▶ [Extracted data]
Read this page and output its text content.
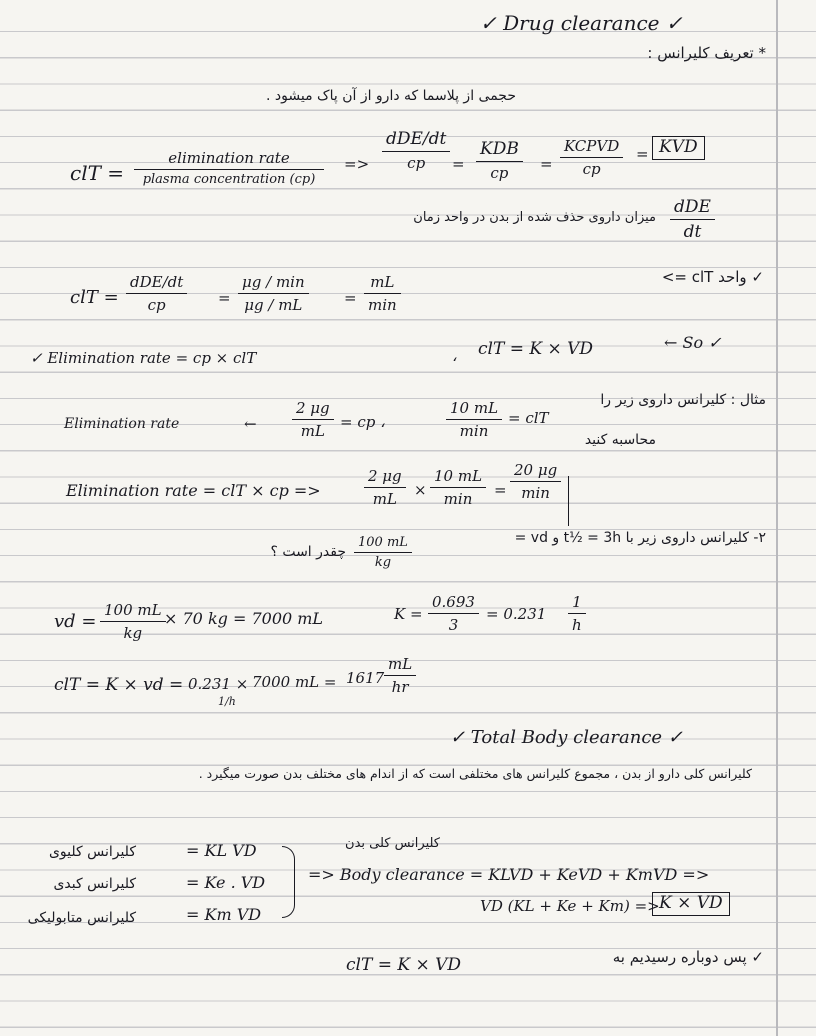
✓ Drug clearance ✓
* تعریف کلیرانس :
حجمی از پلاسما که دارو از آن پاک میشود .
clT =
elimination rate
plasma concentration (cp)
=>
dDE/dt
cp =
KDB
cp =
KCPVD
cp
= KVD
میزان داروی حذف شده از بدن در واحد زمان
dDE
dt
✓ واحد clT =>
clT =
dDE/dt
cp	=
μg / min
μg / mL	=
mL
min
✓ Elimination rate = cp × clT	، clT = K × VD	← So ✓
مثال : کلیرانس داروی زیر را
محاسبه کنید
Elimination rate	←
2 μg
mL = cp ،
10 mL
min
= clT
Elimination rate = clT × cp =>
2 μg
mL ×
10 mL
min =
20 μg
min
۲- کلیرانس داروی زیر با t½ = 3h و vd =
100 mL
kg
چقدر است ؟
vd =
100 mL
kg
× 70 kg = 7000 mL	K =
0.693
3
= 0.231
1
h
clT = K × vd = 0.231 ×
1/h
7000 mL = 1617
mL
hr
✓ Total Body clearance ✓
کلیرانس کلی دارو از بدن ، مجموع کلیرانس های مختلفی است که از اندام های مختلف بدن صورت میگیرد .
کلیرانس کلی بدن
کلیرانس کلیوی	= KL VD
کلیرانس کبدی	= Ke . VD
کلیرانس متابولیکی	= Km VD
=> Body clearance = KLVD + KeVD + KmVD =>
VD (KL + Ke + Km) => K × VD
✓ پس دوباره رسیدیم به
clT = K × VD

▶ [Your objective] Of the lines above, how many hold the word "داروی"? Say the number alone.

▶ [Answer in full] 3